--- Begin ---

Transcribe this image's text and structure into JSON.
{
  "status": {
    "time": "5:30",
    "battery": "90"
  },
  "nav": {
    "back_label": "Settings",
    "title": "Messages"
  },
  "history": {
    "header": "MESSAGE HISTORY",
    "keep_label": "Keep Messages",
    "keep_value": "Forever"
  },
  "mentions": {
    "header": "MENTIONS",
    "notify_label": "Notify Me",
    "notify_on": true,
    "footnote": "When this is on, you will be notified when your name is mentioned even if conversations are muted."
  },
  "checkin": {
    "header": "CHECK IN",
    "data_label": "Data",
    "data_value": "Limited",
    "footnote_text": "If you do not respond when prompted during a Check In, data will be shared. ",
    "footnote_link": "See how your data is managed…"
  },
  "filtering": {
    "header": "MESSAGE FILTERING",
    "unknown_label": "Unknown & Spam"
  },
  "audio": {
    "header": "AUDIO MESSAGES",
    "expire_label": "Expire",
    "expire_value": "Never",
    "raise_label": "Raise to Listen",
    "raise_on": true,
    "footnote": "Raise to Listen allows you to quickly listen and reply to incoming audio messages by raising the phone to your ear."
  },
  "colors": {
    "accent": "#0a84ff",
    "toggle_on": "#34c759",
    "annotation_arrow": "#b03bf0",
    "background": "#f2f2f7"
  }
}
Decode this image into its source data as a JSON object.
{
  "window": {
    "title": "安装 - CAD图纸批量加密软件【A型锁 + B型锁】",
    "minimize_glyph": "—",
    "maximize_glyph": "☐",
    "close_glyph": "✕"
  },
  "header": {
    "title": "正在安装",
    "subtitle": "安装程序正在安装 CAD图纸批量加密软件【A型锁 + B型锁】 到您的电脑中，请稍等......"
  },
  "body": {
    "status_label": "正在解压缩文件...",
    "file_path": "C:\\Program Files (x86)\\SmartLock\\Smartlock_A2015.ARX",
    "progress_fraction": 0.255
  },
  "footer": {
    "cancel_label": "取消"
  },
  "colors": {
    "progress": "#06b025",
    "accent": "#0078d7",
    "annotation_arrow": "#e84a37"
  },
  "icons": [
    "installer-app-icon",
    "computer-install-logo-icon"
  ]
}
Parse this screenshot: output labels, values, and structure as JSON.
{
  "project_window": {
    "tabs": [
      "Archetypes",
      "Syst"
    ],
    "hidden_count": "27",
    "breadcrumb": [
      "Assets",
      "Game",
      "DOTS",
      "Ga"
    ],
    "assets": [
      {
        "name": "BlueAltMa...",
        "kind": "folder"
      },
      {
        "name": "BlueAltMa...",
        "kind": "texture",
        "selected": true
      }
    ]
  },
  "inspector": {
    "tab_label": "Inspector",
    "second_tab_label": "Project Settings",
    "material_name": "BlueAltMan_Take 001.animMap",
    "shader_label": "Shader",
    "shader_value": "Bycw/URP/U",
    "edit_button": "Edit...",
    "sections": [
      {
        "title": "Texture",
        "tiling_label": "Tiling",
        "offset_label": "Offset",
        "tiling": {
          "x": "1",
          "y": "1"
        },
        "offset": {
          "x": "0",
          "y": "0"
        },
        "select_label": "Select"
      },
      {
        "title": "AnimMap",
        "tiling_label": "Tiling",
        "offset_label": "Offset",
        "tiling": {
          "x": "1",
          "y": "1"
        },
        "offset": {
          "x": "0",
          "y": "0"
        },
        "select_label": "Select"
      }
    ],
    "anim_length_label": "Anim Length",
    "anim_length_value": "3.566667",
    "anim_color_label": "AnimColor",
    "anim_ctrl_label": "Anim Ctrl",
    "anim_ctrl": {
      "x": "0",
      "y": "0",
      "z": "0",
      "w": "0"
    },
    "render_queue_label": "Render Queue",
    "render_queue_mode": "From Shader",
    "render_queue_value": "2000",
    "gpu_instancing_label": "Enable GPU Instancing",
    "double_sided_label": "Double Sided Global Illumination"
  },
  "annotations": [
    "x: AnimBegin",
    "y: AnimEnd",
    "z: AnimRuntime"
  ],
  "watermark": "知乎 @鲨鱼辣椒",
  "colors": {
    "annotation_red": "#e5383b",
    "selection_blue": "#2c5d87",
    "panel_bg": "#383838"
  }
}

--- End ---

Short task
Print the material once more, exactly.

Exercise answer
Transcribe this image's text and structure into JSON.
{
  "status": {
    "time": "5:30",
    "battery": "90"
  },
  "nav": {
    "back_label": "Settings",
    "title": "Messages"
  },
  "history": {
    "header": "MESSAGE HISTORY",
    "keep_label": "Keep Messages",
    "keep_value": "Forever"
  },
  "mentions": {
    "header": "MENTIONS",
    "notify_label": "Notify Me",
    "notify_on": true,
    "footnote": "When this is on, you will be notified when your name is mentioned even if conversations are muted."
  },
  "checkin": {
    "header": "CHECK IN",
    "data_label": "Data",
    "data_value": "Limited",
    "footnote_text": "If you do not respond when prompted during a Check In, data will be shared. ",
    "footnote_link": "See how your data is managed…"
  },
  "filtering": {
    "header": "MESSAGE FILTERING",
    "unknown_label": "Unknown & Spam"
  },
  "audio": {
    "header": "AUDIO MESSAGES",
    "expire_label": "Expire",
    "expire_value": "Never",
    "raise_label": "Raise to Listen",
    "raise_on": true,
    "footnote": "Raise to Listen allows you to quickly listen and reply to incoming audio messages by raising the phone to your ear."
  },
  "colors": {
    "accent": "#0a84ff",
    "toggle_on": "#34c759",
    "annotation_arrow": "#b03bf0",
    "background": "#f2f2f7"
  }
}
Decode this image into its source data as a JSON object.
{
  "window": {
    "title": "安装 - CAD图纸批量加密软件【A型锁 + B型锁】",
    "minimize_glyph": "—",
    "maximize_glyph": "☐",
    "close_glyph": "✕"
  },
  "header": {
    "title": "正在安装",
    "subtitle": "安装程序正在安装 CAD图纸批量加密软件【A型锁 + B型锁】 到您的电脑中，请稍等......"
  },
  "body": {
    "status_label": "正在解压缩文件...",
    "file_path": "C:\\Program Files (x86)\\SmartLock\\Smartlock_A2015.ARX",
    "progress_fraction": 0.255
  },
  "footer": {
    "cancel_label": "取消"
  },
  "colors": {
    "progress": "#06b025",
    "accent": "#0078d7",
    "annotation_arrow": "#e84a37"
  },
  "icons": [
    "installer-app-icon",
    "computer-install-logo-icon"
  ]
}
Parse this screenshot: output labels, values, and structure as JSON.
{
  "project_window": {
    "tabs": [
      "Archetypes",
      "Syst"
    ],
    "hidden_count": "27",
    "breadcrumb": [
      "Assets",
      "Game",
      "DOTS",
      "Ga"
    ],
    "assets": [
      {
        "name": "BlueAltMa...",
        "kind": "folder"
      },
      {
        "name": "BlueAltMa...",
        "kind": "texture",
        "selected": true
      }
    ]
  },
  "inspector": {
    "tab_label": "Inspector",
    "second_tab_label": "Project Settings",
    "material_name": "BlueAltMan_Take 001.animMap",
    "shader_label": "Shader",
    "shader_value": "Bycw/URP/U",
    "edit_button": "Edit...",
    "sections": [
      {
        "title": "Texture",
        "tiling_label": "Tiling",
        "offset_label": "Offset",
        "tiling": {
          "x": "1",
          "y": "1"
        },
        "offset": {
          "x": "0",
          "y": "0"
        },
        "select_label": "Select"
      },
      {
        "title": "AnimMap",
        "tiling_label": "Tiling",
        "offset_label": "Offset",
        "tiling": {
          "x": "1",
          "y": "1"
        },
        "offset": {
          "x": "0",
          "y": "0"
        },
        "select_label": "Select"
      }
    ],
    "anim_length_label": "Anim Length",
    "anim_length_value": "3.566667",
    "anim_color_label": "AnimColor",
    "anim_ctrl_label": "Anim Ctrl",
    "anim_ctrl": {
      "x": "0",
      "y": "0",
      "z": "0",
      "w": "0"
    },
    "render_queue_label": "Render Queue",
    "render_queue_mode": "From Shader",
    "render_queue_value": "2000",
    "gpu_instancing_label": "Enable GPU Instancing",
    "double_sided_label": "Double Sided Global Illumination"
  },
  "annotations": [
    "x: AnimBegin",
    "y: AnimEnd",
    "z: AnimRuntime"
  ],
  "watermark": "知乎 @鲨鱼辣椒",
  "colors": {
    "annotation_red": "#e5383b",
    "selection_blue": "#2c5d87",
    "panel_bg": "#383838"
  }
}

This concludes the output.